— SET TASK —
Look through the entries below and report how many lines hold the string "document". Only the number is wanted.

━━ PROVIDED MATERIAL

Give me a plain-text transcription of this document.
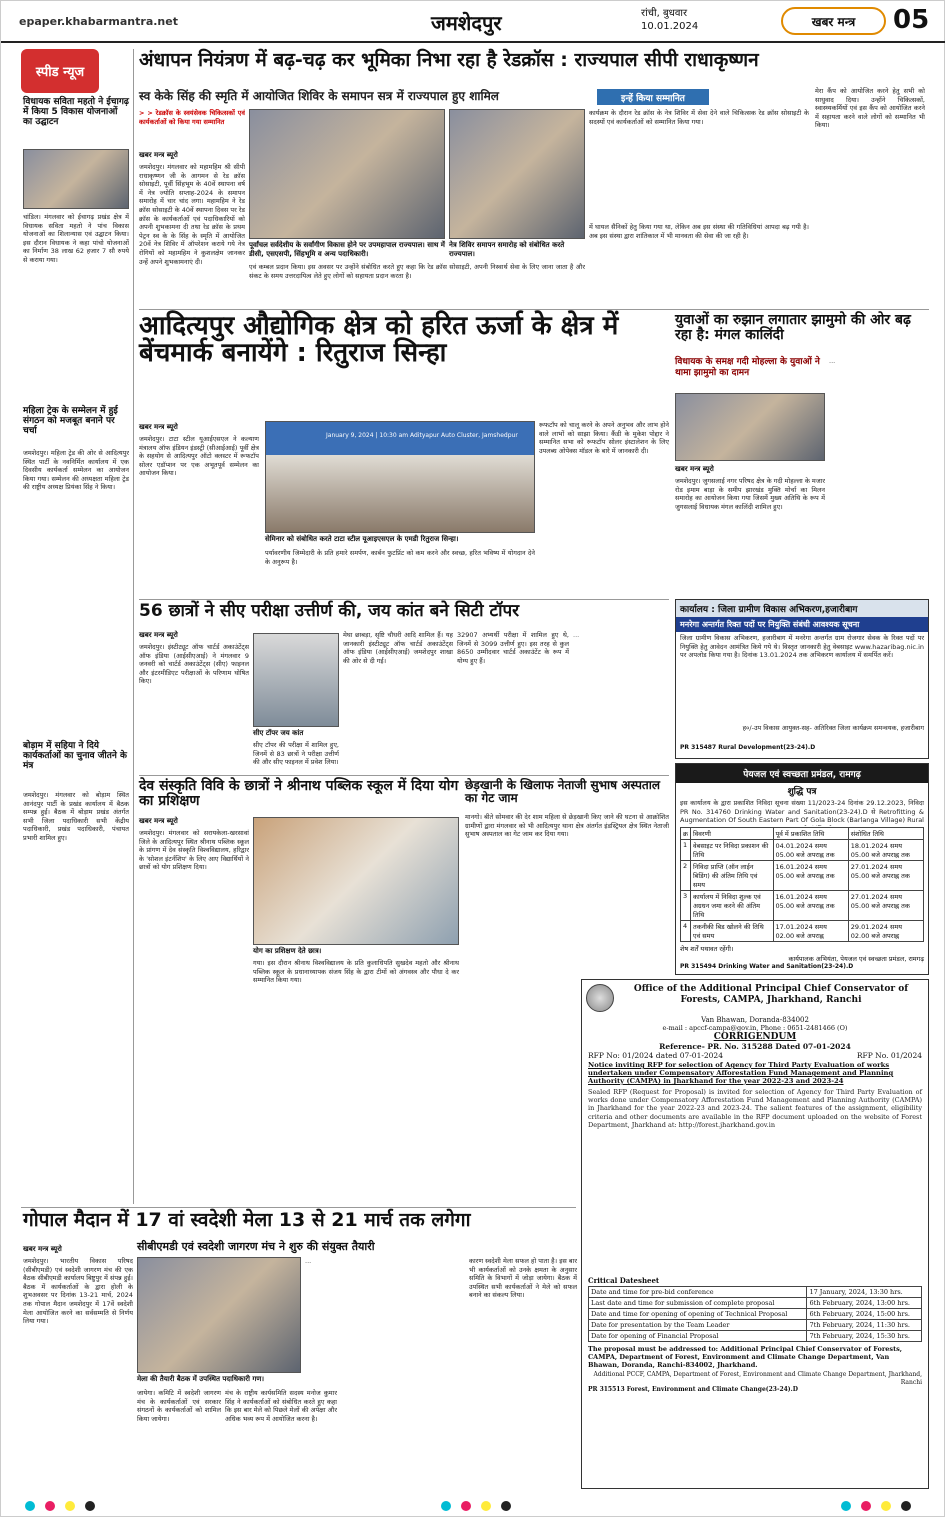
epaper.khabarmantra.net	जमशेदपुर	रांची, बुधवार
10.01.2024	खबर मन्त्र 05
स्पीड न्यूज
विधायक सविता महतो ने ईचागढ़ में किया 5 विकास योजनाओं का उद्घाटन
चांडिल। मंगलवार को ईचागढ़ प्रखंड क्षेत्र में विधायक सविता महतो ने पांच विकास योजनाओं का शिलान्यास एवं उद्घाटन किया। इस दौरान विधायक ने कहा पांचो योजनाओं का निर्माण 38 लाख 62 हजार 7 सौ रुपये से कराया गया।
महिला ट्रेक के सम्मेलन में हुई संगठन को मजबूत बनाने पर चर्चा
जमशेदपुर। महिला ट्रेड की ओर से आदित्यपुर स्थित पार्टी के नवनिर्मित कार्यालय में एक दिवसीय कार्यकर्ता सम्मेलन का आयोजन किया गया। सम्मेलन की अध्यक्षता महिला ट्रेड की राष्ट्रीय अध्यक्ष प्रियंका सिंह ने किया।
बोड़ाम में सहिया ने दिये कार्यकर्ताओं का चुनाव जीतने के मंत्र
जमशेदपुर। मंगलवार को बोड़ाम स्थित आनंदपुर पार्टी के प्रखंड कार्यालय में बैठक सम्पन्न हुई। बैठक में बोड़ाम प्रखंड अंतर्गत सभी जिला पदाधिकारी सभी केंद्रीय पदाधिकारी, प्रखंड पदाधिकारी, पंचायत प्रभारी शामिल हुए।
अंधापन नियंत्रण में बढ़-चढ़ कर भूमिका निभा रहा है रेडक्रॉस : राज्यपाल सीपी राधाकृष्णन
स्व केके सिंह की स्मृति में आयोजित शिविर के समापन सत्र में राज्यपाल हुए शामिल	इन्हें किया सम्मानित
> > रेडक्रॉस के स्वयंसेवक चिकित्सकों एवं कार्यकर्ताओं को किया गया सम्मानित
पूर्वांचल सर्वदेशीय के सर्वांगीण विकास होने पर उपमहापाल राज्यपाल। साथ में डीसी, एसएसपी, सिंहभूमि व अन्य पदाधिकारी।
नेत्र शिविर समापन समारोह को संबोधित करते राज्यपाल।
खबर मन्त्र ब्यूरो
जमशेदपुर। मंगलवार को महामहिम श्री सीपी राधाकृष्णन जी के आगमन से रेड क्रॉस सोसाइटी, पूर्वी सिंहभूम के 40वें स्थापना वर्ष में नेत्र ज्योति सप्ताह-2024 के समापन समारोह में चार चांद लगा। महामहिम ने रेड क्रॉस सोसाइटी के 40वें स्थापना दिवस पर रेड क्रॉस के कार्यकर्ताओं एवं पदाधिकारियों को अपनी शुभकामना दी तथा रेड क्रॉस के प्रथम पेट्रन स्व के के सिंह के स्मृति में आयोजित 20वें नेत्र शिविर में ऑपरेशन कराये गये नेत्र रोगियों को महामहिम ने कुशलक्षेम जानकर उन्हें अपने शुभकामनाएं दी।
एवं कम्बल प्रदान किया। इस अवसर पर उन्होंने संबोधित करते हुए कहा कि रेड क्रॉस सोसाइटी, अपनी निस्वार्थ सेवा के लिए जाना जाता है और संकट के समय उत्तरदायित्व लेते हुए लोगों को सहायता प्रदान करता है।
कार्यक्रम के दौरान रेड क्रॉस के नेत्र शिविर में सेवा देने वाले चिकित्सक रेड क्रॉस सोसाइटी के सदस्यों एवं कार्यकर्ताओं को सम्मानित किया गया।
में घायल सैनिकों हेतु किया गया था, लेकिन अब इस संस्था की गतिविधियां आपदा बढ़ गयी है। अब इस संस्था द्वारा शांतिकाल में भी मानवता की सेवा की जा रही है।
मेरा कैंप को आयोजित करने हेतु सभी को साधुवाद दिया। उन्होंने चिकित्सकों, स्वास्थ्यकर्मियों एवं इस कैंप को आयोजित करने में सहायता करने वाले लोगों को सम्मानित भी किया।
आदित्यपुर औद्योगिक क्षेत्र को हरित ऊर्जा के क्षेत्र में बेंचमार्क बनायेंगे : रितुराज सिन्हा
खबर मन्त्र ब्यूरो
जमशेदपुर। टाटा स्टील यूआईएसएल ने कल्याण मंत्रालय ऑफ इंडियन इंडस्ट्री (सीआईआई) पूर्वी क्षेत्र के सहयोग से आदित्यपुर ऑटो क्लस्टर में रूफटॉप सोलर एडॉप्शन पर एक अभूतपूर्व सम्मेलन का आयोजन किया।
January 9, 2024 | 10:30 am Adityapur Auto Cluster, Jamshedpur
सेमिनार को संबोधित करते टाटा स्टील यूआइएसएल के एमडी रितुराज सिन्हा।
पर्यावरणीय जिम्मेदारी के प्रति हमारे समर्पण, कार्बन फुटप्रिंट को कम करने और स्वच्छ, हरित भविष्य में योगदान देने के अनुरूप है।
रूफटॉप को चालू करने के अपने अनुभव और लाभ होने वाले लाभों को साझा किया। कैंडी के मुकेश पोद्दार ने सम्मानित सभा को रूफटॉप सोलर इंस्टालेशन के लिए उपलब्ध ओपेक्स मॉडल के बारे में जानकारी दी।
युवाओं का रुझान लगातार झामुमो की ओर बढ़ रहा है: मंगल कालिंदी
विधायक के समक्ष गदी मोहल्ला के युवाओं ने थामा झामुमो का दामन
खबर मन्त्र ब्यूरो
जमशेदपुर। जुगसलाई नगर परिषद क्षेत्र के गदी मोहल्ला के मजार रोड इमाम बाड़ा के समीप झारखंड मुक्ति मोर्चा का मिलन समारोह का आयोजन किया गया जिसमें मुख्य अतिथि के रूप में जुगसलाई विधायक मंगल कालिंदी शामिल हुए।
...
56 छात्रों ने सीए परीक्षा उत्तीर्ण की, जय कांत बने सिटी टॉपर
खबर मन्त्र ब्यूरो
जमशेदपुर। इंस्टीट्यूट ऑफ चार्टर्ड अकाउंटेंट्स ऑफ इंडिया (आईसीएआई) ने मंगलवार 9 जनवरी को चार्टर्ड अकाउंटेंट्स (सीए) फाइनल और इंटरमीडिएट परीक्षाओं के परिणाम घोषित किए।
सीए टॉपर जय कांत
सीए टॉपर की परीक्षा में शामिल हुए, जिनमें से 83 छात्रों ने परीक्षा उत्तीर्ण की और सीए फाइनल में प्रवेश लिया।
मेघा छाबड़ा, सृष्टि चौधरी आदि शामिल हैं। यह जानकारी इंस्टीट्यूट ऑफ चार्टर्ड अकाउंटेंट्स ऑफ इंडिया (आईसीएआई) जमशेदपुर शाखा की ओर से दी गई।
32907 अभ्यर्थी परीक्षा में शामिल हुए थे, जिनमें से 3099 उत्तीर्ण हुए। इस तरह से कुल 8650 उम्मीदवार चार्टर्ड अकाउंटेंट के रूप में योग्य हुए हैं।
...
देव संस्कृति विवि के छात्रों ने श्रीनाथ पब्लिक स्कूल में दिया योग का प्रशिक्षण
खबर मन्त्र ब्यूरो
जमशेदपुर। मंगलवार को सरायकेला-खरसावां जिले के आदित्यपुर स्थित श्रीनाथ पब्लिक स्कूल के प्रांगण में देव संस्कृति विश्वविद्यालय, हरिद्वार के 'सोशल इंटर्नशिप' के लिए आए विद्यार्थियों ने छात्रों को योग प्रशिक्षण दिया।
योग का प्रशिक्षण देते छात्र।
गया। इस दौरान श्रीनाथ विश्वविद्यालय के प्रति कुलाधिपति सुखदेव महतो और श्रीनाथ पब्लिक स्कूल के प्रधानाध्यापक संजय सिंह के द्वारा टीमों को अंगवस्त्र और पौधा दे कर सम्मानित किया गया।
छेड़खानी के खिलाफ नेताजी सुभाष अस्पताल का गेट जाम
मानगो। बीते सोमवार की देर शाम महिला से छेड़खानी किए जाने की घटना से आक्रोशित ग्रामीणों द्वारा मंगलवार को भी आदित्यपुर थाना क्षेत्र अंतर्गत इंडस्ट्रियल क्षेत्र स्थित नेताजी सुभाष अस्पताल का गेट जाम कर दिया गया।
कार्यालय : जिला ग्रामीण विकास अभिकरण,हजारीबाग
मनरेगा अन्तर्गत रिक्त पदों पर नियुक्ति संबंधी आवश्यक सूचना
जिला ग्रामीण विकास अभिकरण, हजारीबाग में मनरेगा अन्तर्गत ग्राम रोजगार सेवक के रिक्त पदों पर नियुक्ति हेतु आवेदन आमंत्रित किये गये थे। विस्तृत जानकारी हेतु वेबसाइट www.hazaribag.nic.in पर अपलोड किया गया है। दिनांक 13.01.2024 तक अभिकरण कार्यालय में समर्पित करें।
ह०/-उप विकास आयुक्त-सह- अतिरिक्त जिला कार्यक्रम समन्वयक, हजारीबाग
PR 315487 Rural Development(23-24).D
पेयजल एवं स्वच्छता प्रमंडल, रामगढ़
शुद्धि पत्र
इस कार्यालय के द्वारा प्रकाशित निविदा सूचना संख्या 11/2023-24 दिनांक 29.12.2023, निविदा PR No. 314760 Drinking Water and Sanitation(23-24).D से Retrofitting & Augmentation Of South Eastern Part Of Gola Block (Barlanga Village) Rural
क्र	विवरणी	पूर्व में प्रकाशित तिथि	संशोधित तिथि
1	वेबसाइट पर निविदा प्रकाशन की तिथि	04.01.2024 समय 05.00 बजे अपराह्न तक	18.01.2024 समय 05.00 बजे अपराह्न तक
2	निविदा प्राप्ति (ऑन लाईन बिडिंग) की अंतिम तिथि एवं समय	16.01.2024 समय 05.00 बजे अपराह्न तक	27.01.2024 समय 05.00 बजे अपराह्न तक
3	कार्यालय में निविदा शुल्क एवं अग्रधन जमा करने की अंतिम तिथि	16.01.2024 समय 05.00 बजे अपराह्न तक	27.01.2024 समय 05.00 बजे अपराह्न तक
4	तकनीकी बिड खोलने की तिथि एवं समय	17.01.2024 समय 02.00 बजे अपराह्न	29.01.2024 समय 02.00 बजे अपराह्न
शेष शर्तें यथावत रहेंगी।
कार्यपालक अभियंता, पेयजल एवं स्वच्छता प्रमंडल, रामगढ़
PR 315494 Drinking Water and Sanitation(23-24).D
Office of the Additional Principal Chief Conservator of Forests, CAMPA, Jharkhand, Ranchi
Van Bhawan, Doranda-834002
e-mail : apccf-campa@gov.in, Phone : 0651-2481466 (O)
CORRIGENDUM
Reference- PR. No. 315288 Dated 07-01-2024
RFP No: 01/2024 dated 07-01-2024	RFP No. 01/2024
Notice inviting RFP for selection of Agency for Third Party Evaluation of works undertaken under Compensatory Afforestation Fund Management and Planning Authority (CAMPA) in Jharkhand for the year 2022-23 and 2023-24
Sealed RFP (Request for Proposal) is invited for selection of Agency for Third Party Evaluation of works done under Compensatory Afforestation Fund Management and Planning Authority (CAMPA) in Jharkhand for the year 2022-23 and 2023-24. The salient features of the assignment, eligibility criteria and other documents are available in the RFP document uploaded on the website of Forest Department, Jharkhand at: http://forest.jharkhand.gov.in
Critical Datesheet
Date and time for pre-bid conference	17 January, 2024, 13:30 hrs.
Last date and time for submission of complete proposal	6th February, 2024, 13:00 hrs.
Date and time for opening of opening of Technical Proposal	6th February, 2024, 15:00 hrs.
Date for presentation by the Team Leader	7th February, 2024, 11:30 hrs.
Date for opening of Financial Proposal	7th February, 2024, 15:30 hrs.
The proposal must be addressed to: Additional Principal Chief Conservator of Forests, CAMPA, Department of Forest, Environment and Climate Change Department, Van Bhawan, Doranda, Ranchi-834002, Jharkhand.
Additional PCCF, CAMPA, Department of Forest, Environment and Climate Change Department, Jharkhand, Ranchi
PR 315513 Forest, Environment and Climate Change(23-24).D
गोपाल मैदान में 17 वां स्वदेशी मेला 13 से 21 मार्च तक लगेगा
खबर मन्त्र ब्यूरो	सीबीएमडी एवं स्वदेशी जागरण मंच ने शुरु की संयुक्त तैयारी
जमशेदपुर। भारतीय विकास परिषद (सीबीएमडी) एवं स्वदेशी जागरण मंच की एक बैठक सीबीएमडी कार्यालय बिष्टुपुर में संपन्न हुई। बैठक में कार्यकर्ताओं के द्वारा होली के शुभअवसर पर दिनांक 13-21 मार्च, 2024 तक गोपाल मैदान जमशेदपुर में 17वें स्वदेशी मेला आयोजित करने का सर्वसम्मति से निर्णय लिया गया।
मेला की तैयारी बैठक में उपस्थित पदाधिकारी गण।
जायेगा। कमिटि में स्वदेशी जागरण मंच के कार्यकर्ताओं एवं सरकार संगठनों के कार्यकर्ताओं को शामिल किया जायेगा।
मंच के राष्ट्रीय कार्यसमिति सदस्य मनोज कुमार सिंह ने कार्यकर्ताओं को संबोधित करते हुए कहा कि इस बार मेले को पिछले मेलों की अपेक्षा और अधिक भव्य रूप में आयोजित करना है।
...	कारण स्वदेशी मेला सफल हो पाता है। इस बार भी कार्यकर्ताओं को उनके क्षमता के अनुसार समिति के विभागों में जोड़ा जायेगा। बैठक में उपस्थित सभी कार्यकर्ताओं ने मेले को सफल बनाने का संकल्प लिया।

━━━━

— SOLUTION TO THIS PROBLEM —
2